== REQUIREMENT ==
Each line that holds the word "了解算术平方根的概念" is to be identified and copied.
——
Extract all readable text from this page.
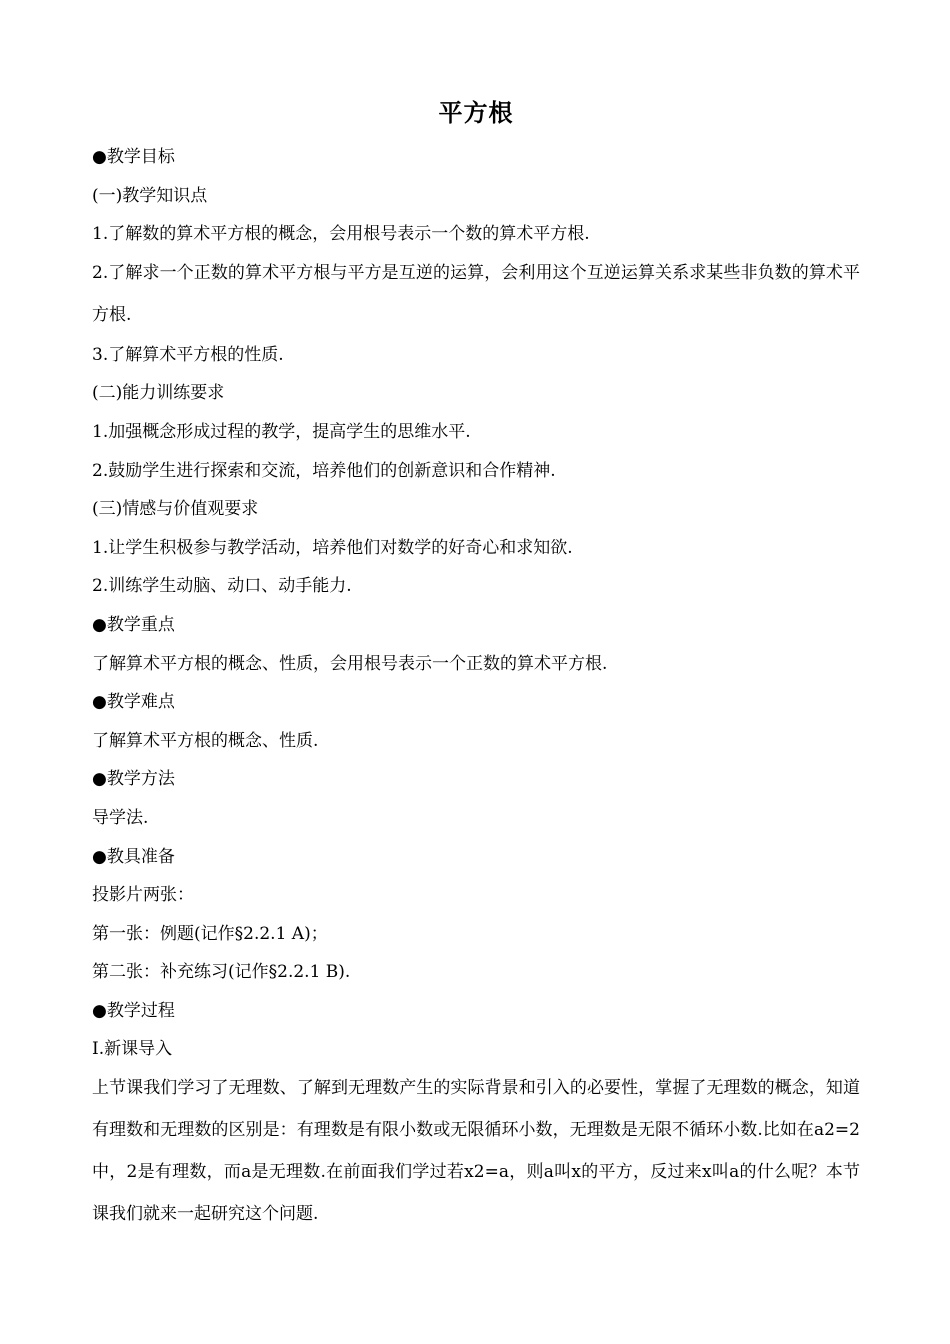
平方根

●教学目标

(一)教学知识点

1.了解数的算术平方根的概念，会用根号表示一个数的算术平方根.

2.了解求一个正数的算术平方根与平方是互逆的运算，会利用这个互逆运算关系求某些非负数的算术平方根.

3.了解算术平方根的性质.

(二)能力训练要求

1.加强概念形成过程的教学，提高学生的思维水平.

2.鼓励学生进行探索和交流，培养他们的创新意识和合作精神.

(三)情感与价值观要求

1.让学生积极参与教学活动，培养他们对数学的好奇心和求知欲.

2.训练学生动脑、动口、动手能力.

●教学重点

了解算术平方根的概念、性质，会用根号表示一个正数的算术平方根.

●教学难点

了解算术平方根的概念、性质.

●教学方法

导学法.

●教具准备

投影片两张：

第一张：例题(记作§2.2.1 A)；

第二张：补充练习(记作§2.2.1 B).

●教学过程

Ⅰ.新课导入

上节课我们学习了无理数、了解到无理数产生的实际背景和引入的必要性，掌握了无理数的概念，知道有理数和无理数的区别是：有理数是有限小数或无限循环小数，无理数是无限不循环小数.比如在a2=2中，2是有理数，而a是无理数.在前面我们学过若x2=a，则a叫x的平方，反过来x叫a的什么呢？本节课我们就来一起研究这个问题.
——
== IN RESPONSE ==
了解算术平方根的概念、性质，会用根号表示一个正数的算术平方根.
了解算术平方根的概念、性质.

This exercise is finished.